**Exercise prompt:** Please reproduce all the records exactly while leaving out their pictures.

----

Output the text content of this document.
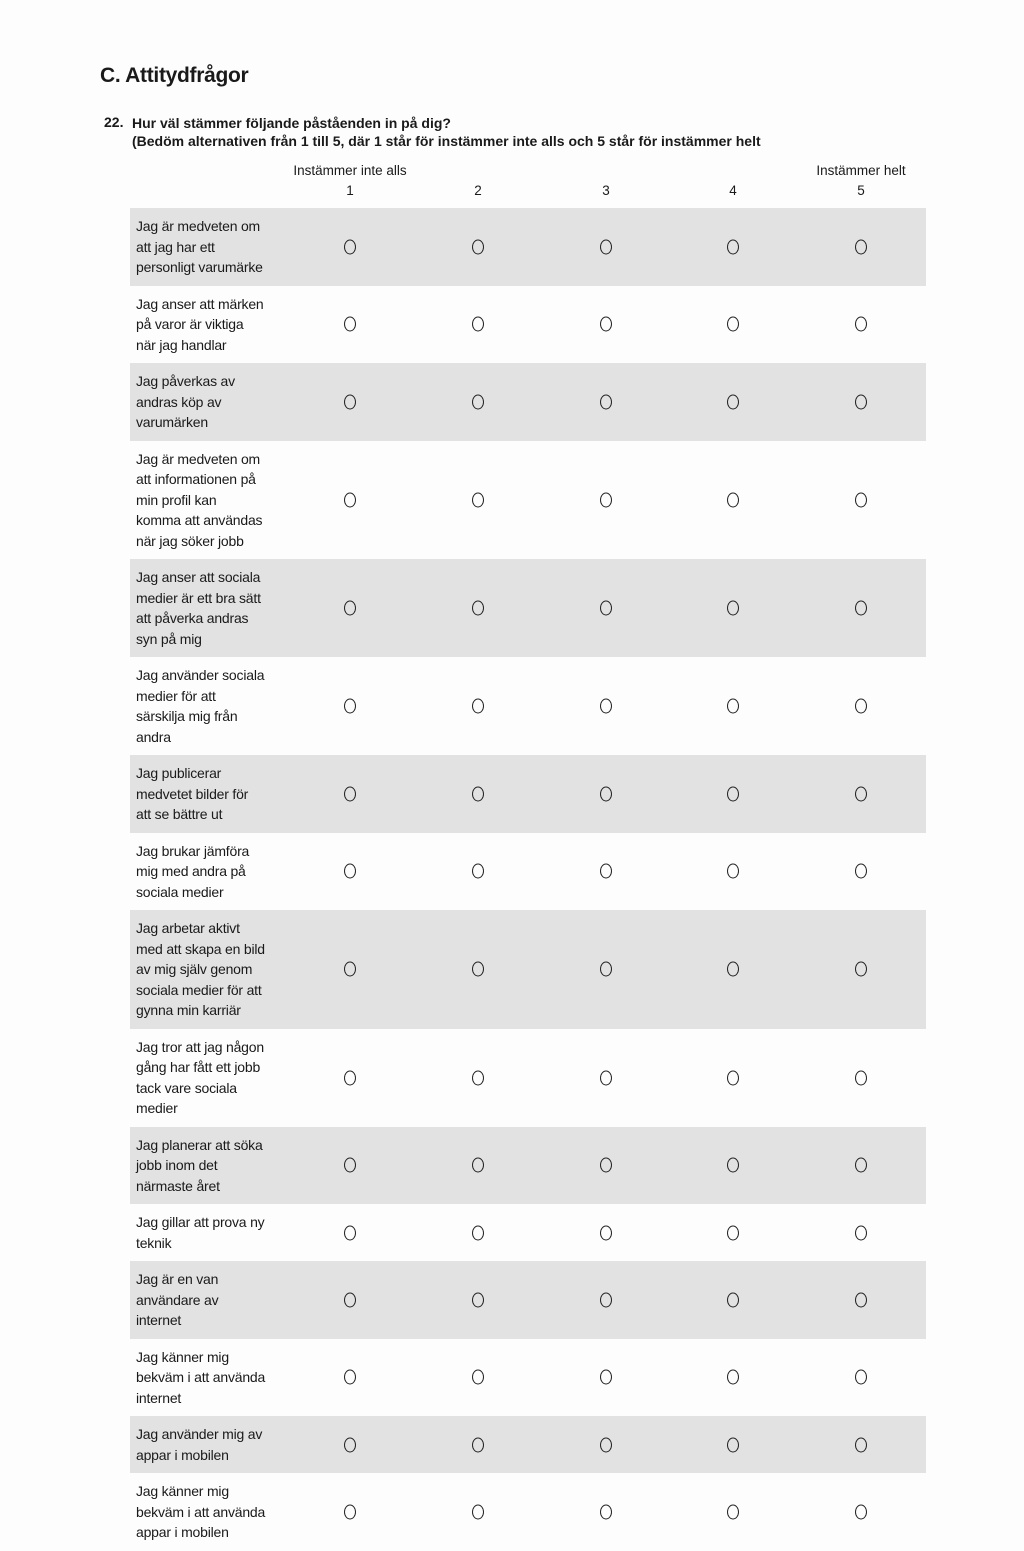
C. Attitydfrågor
22. Hur väl stämmer följande påståenden in på dig?
(Bedöm alternativen från 1 till 5, där 1 står för instämmer inte alls och 5 står för instämmer helt
Instämmer inte alls	Instämmer helt
1	2	3	4	5
Jag är medveten om
att jag har ett
personligt varumärke
Jag anser att märken
på varor är viktiga
när jag handlar
Jag påverkas av
andras köp av
varumärken
Jag är medveten om
att informationen på
min profil kan
komma att användas
när jag söker jobb
Jag anser att sociala
medier är ett bra sätt
att påverka andras
syn på mig
Jag använder sociala
medier för att
särskilja mig från
andra
Jag publicerar
medvetet bilder för
att se bättre ut
Jag brukar jämföra
mig med andra på
sociala medier
Jag arbetar aktivt
med att skapa en bild
av mig själv genom
sociala medier för att
gynna min karriär
Jag tror att jag någon
gång har fått ett jobb
tack vare sociala
medier
Jag planerar att söka
jobb inom det
närmaste året
Jag gillar att prova ny
teknik
Jag är en van
användare av
internet
Jag känner mig
bekväm i att använda
internet
Jag använder mig av
appar i mobilen
Jag känner mig
bekväm i att använda
appar i mobilen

----

**Completed task:**
Output the text content of this document.
C. Attitydfrågor
22. Hur väl stämmer följande påståenden in på dig?
(Bedöm alternativen från 1 till 5, där 1 står för instämmer inte alls och 5 står för instämmer helt
Instämmer inte alls	Instämmer helt
1	2	3	4	5
Jag är medveten om
att jag har ett
personligt varumärke
Jag anser att märken
på varor är viktiga
när jag handlar
Jag påverkas av
andras köp av
varumärken
Jag är medveten om
att informationen på
min profil kan
komma att användas
när jag söker jobb
Jag anser att sociala
medier är ett bra sätt
att påverka andras
syn på mig
Jag använder sociala
medier för att
särskilja mig från
andra
Jag publicerar
medvetet bilder för
att se bättre ut
Jag brukar jämföra
mig med andra på
sociala medier
Jag arbetar aktivt
med att skapa en bild
av mig själv genom
sociala medier för att
gynna min karriär
Jag tror att jag någon
gång har fått ett jobb
tack vare sociala
medier
Jag planerar att söka
jobb inom det
närmaste året
Jag gillar att prova ny
teknik
Jag är en van
användare av
internet
Jag känner mig
bekväm i att använda
internet
Jag använder mig av
appar i mobilen
Jag känner mig
bekväm i att använda
appar i mobilen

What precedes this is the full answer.